Extracted data entries:
(begin)
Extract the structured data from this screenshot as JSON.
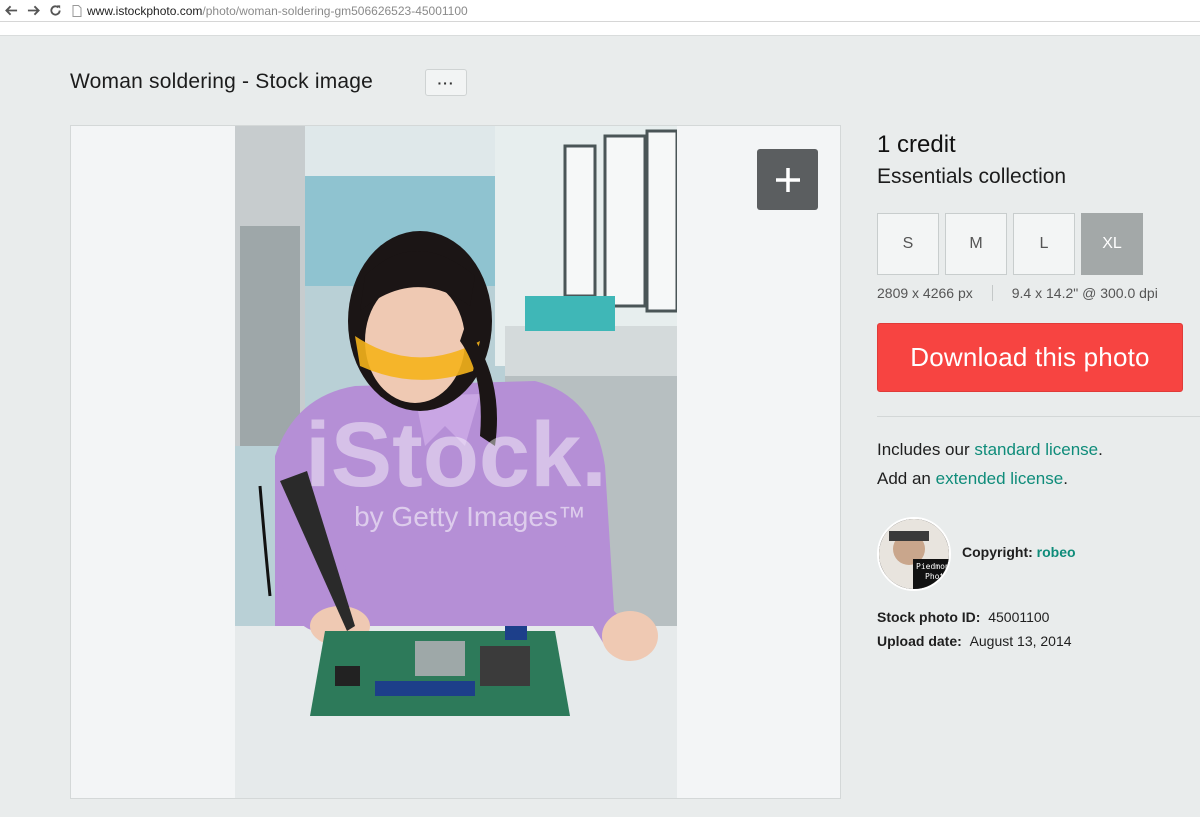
{
  "browser": {
    "url_host": "www.istockphoto.com",
    "url_path": "/photo/woman-soldering-gm506626523-45001100"
  },
  "page": {
    "title": "Woman soldering - Stock image",
    "more_label": "···"
  },
  "photo": {
    "watermark": "iStock.",
    "watermark_sub": "by Getty Images™",
    "add_icon": "plus-icon"
  },
  "purchase": {
    "price": "1 credit",
    "collection": "Essentials collection",
    "sizes": [
      "S",
      "M",
      "L",
      "XL"
    ],
    "selected_size": "XL",
    "pixel_dims": "2809 x 4266 px",
    "print_dims": "9.4 x 14.2\" @ 300.0 dpi",
    "download_label": "Download this photo"
  },
  "license": {
    "line1_prefix": "Includes our ",
    "line1_link": "standard license",
    "line1_suffix": ".",
    "line2_prefix": "Add an ",
    "line2_link": "extended license",
    "line2_suffix": "."
  },
  "contributor": {
    "copyright_label": "Copyright:",
    "name": "robeo",
    "avatar_text": "Piedmont Photo"
  },
  "details": {
    "id_label": "Stock photo ID:",
    "id_value": "45001100",
    "date_label": "Upload date:",
    "date_value": "August 13, 2014"
  },
  "colors": {
    "accent_link": "#0f8c7a",
    "download": "#f74441",
    "background": "#e9ecec"
  }
}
(end)
EXERCISE DESCRIPTION >>
Exclude the pictures. Write out the remaining data exactly.

THE RESPONSE >>
Extract the structured data from this screenshot as JSON.
{
  "browser": {
    "url_host": "www.istockphoto.com",
    "url_path": "/photo/woman-soldering-gm506626523-45001100"
  },
  "page": {
    "title": "Woman soldering - Stock image",
    "more_label": "···"
  },
  "photo": {
    "watermark": "iStock.",
    "watermark_sub": "by Getty Images™",
    "add_icon": "plus-icon"
  },
  "purchase": {
    "price": "1 credit",
    "collection": "Essentials collection",
    "sizes": [
      "S",
      "M",
      "L",
      "XL"
    ],
    "selected_size": "XL",
    "pixel_dims": "2809 x 4266 px",
    "print_dims": "9.4 x 14.2\" @ 300.0 dpi",
    "download_label": "Download this photo"
  },
  "license": {
    "line1_prefix": "Includes our ",
    "line1_link": "standard license",
    "line1_suffix": ".",
    "line2_prefix": "Add an ",
    "line2_link": "extended license",
    "line2_suffix": "."
  },
  "contributor": {
    "copyright_label": "Copyright:",
    "name": "robeo",
    "avatar_text": "Piedmont Photo"
  },
  "details": {
    "id_label": "Stock photo ID:",
    "id_value": "45001100",
    "date_label": "Upload date:",
    "date_value": "August 13, 2014"
  },
  "colors": {
    "accent_link": "#0f8c7a",
    "download": "#f74441",
    "background": "#e9ecec"
  }
}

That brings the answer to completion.